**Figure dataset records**
>> START
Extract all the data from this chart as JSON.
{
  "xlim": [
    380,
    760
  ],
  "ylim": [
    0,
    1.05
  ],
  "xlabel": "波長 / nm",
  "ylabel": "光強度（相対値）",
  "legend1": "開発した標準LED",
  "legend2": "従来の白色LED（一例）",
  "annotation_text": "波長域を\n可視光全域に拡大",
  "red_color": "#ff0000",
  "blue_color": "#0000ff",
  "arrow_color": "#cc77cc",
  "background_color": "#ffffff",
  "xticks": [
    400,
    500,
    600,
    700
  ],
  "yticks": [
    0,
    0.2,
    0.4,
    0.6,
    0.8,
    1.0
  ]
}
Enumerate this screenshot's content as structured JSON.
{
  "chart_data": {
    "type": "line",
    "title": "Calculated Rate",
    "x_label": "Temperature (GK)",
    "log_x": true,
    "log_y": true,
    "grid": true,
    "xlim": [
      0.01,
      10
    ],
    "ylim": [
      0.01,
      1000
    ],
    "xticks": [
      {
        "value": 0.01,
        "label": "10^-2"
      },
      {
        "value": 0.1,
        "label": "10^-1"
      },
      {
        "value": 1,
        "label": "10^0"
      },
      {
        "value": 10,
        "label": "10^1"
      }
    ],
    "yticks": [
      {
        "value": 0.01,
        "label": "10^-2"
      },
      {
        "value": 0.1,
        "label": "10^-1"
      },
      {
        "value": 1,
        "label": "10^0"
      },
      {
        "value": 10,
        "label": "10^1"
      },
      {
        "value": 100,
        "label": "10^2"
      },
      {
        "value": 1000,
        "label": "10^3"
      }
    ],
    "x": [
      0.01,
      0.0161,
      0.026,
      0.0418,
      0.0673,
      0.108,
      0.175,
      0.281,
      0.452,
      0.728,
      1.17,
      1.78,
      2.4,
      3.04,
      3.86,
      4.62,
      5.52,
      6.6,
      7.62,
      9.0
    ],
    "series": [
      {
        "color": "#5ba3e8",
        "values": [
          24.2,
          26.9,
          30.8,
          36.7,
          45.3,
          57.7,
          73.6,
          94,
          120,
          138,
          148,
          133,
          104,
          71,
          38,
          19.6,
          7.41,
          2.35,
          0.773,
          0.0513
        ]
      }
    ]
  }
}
>> END
**GIVEN INSTRUCTION**
The records above must be repeated exactly, every one of them.

**COMPLETED TASK**
Extract all the data from this chart as JSON.
{
  "xlim": [
    380,
    760
  ],
  "ylim": [
    0,
    1.05
  ],
  "xlabel": "波長 / nm",
  "ylabel": "光強度（相対値）",
  "legend1": "開発した標準LED",
  "legend2": "従来の白色LED（一例）",
  "annotation_text": "波長域を\n可視光全域に拡大",
  "red_color": "#ff0000",
  "blue_color": "#0000ff",
  "arrow_color": "#cc77cc",
  "background_color": "#ffffff",
  "xticks": [
    400,
    500,
    600,
    700
  ],
  "yticks": [
    0,
    0.2,
    0.4,
    0.6,
    0.8,
    1.0
  ]
}
Enumerate this screenshot's content as structured JSON.
{
  "chart_data": {
    "type": "line",
    "title": "Calculated Rate",
    "x_label": "Temperature (GK)",
    "log_x": true,
    "log_y": true,
    "grid": true,
    "xlim": [
      0.01,
      10
    ],
    "ylim": [
      0.01,
      1000
    ],
    "xticks": [
      {
        "value": 0.01,
        "label": "10^-2"
      },
      {
        "value": 0.1,
        "label": "10^-1"
      },
      {
        "value": 1,
        "label": "10^0"
      },
      {
        "value": 10,
        "label": "10^1"
      }
    ],
    "yticks": [
      {
        "value": 0.01,
        "label": "10^-2"
      },
      {
        "value": 0.1,
        "label": "10^-1"
      },
      {
        "value": 1,
        "label": "10^0"
      },
      {
        "value": 10,
        "label": "10^1"
      },
      {
        "value": 100,
        "label": "10^2"
      },
      {
        "value": 1000,
        "label": "10^3"
      }
    ],
    "x": [
      0.01,
      0.0161,
      0.026,
      0.0418,
      0.0673,
      0.108,
      0.175,
      0.281,
      0.452,
      0.728,
      1.17,
      1.78,
      2.4,
      3.04,
      3.86,
      4.62,
      5.52,
      6.6,
      7.62,
      9.0
    ],
    "series": [
      {
        "color": "#5ba3e8",
        "values": [
          24.2,
          26.9,
          30.8,
          36.7,
          45.3,
          57.7,
          73.6,
          94,
          120,
          138,
          148,
          133,
          104,
          71,
          38,
          19.6,
          7.41,
          2.35,
          0.773,
          0.0513
        ]
      }
    ]
  }
}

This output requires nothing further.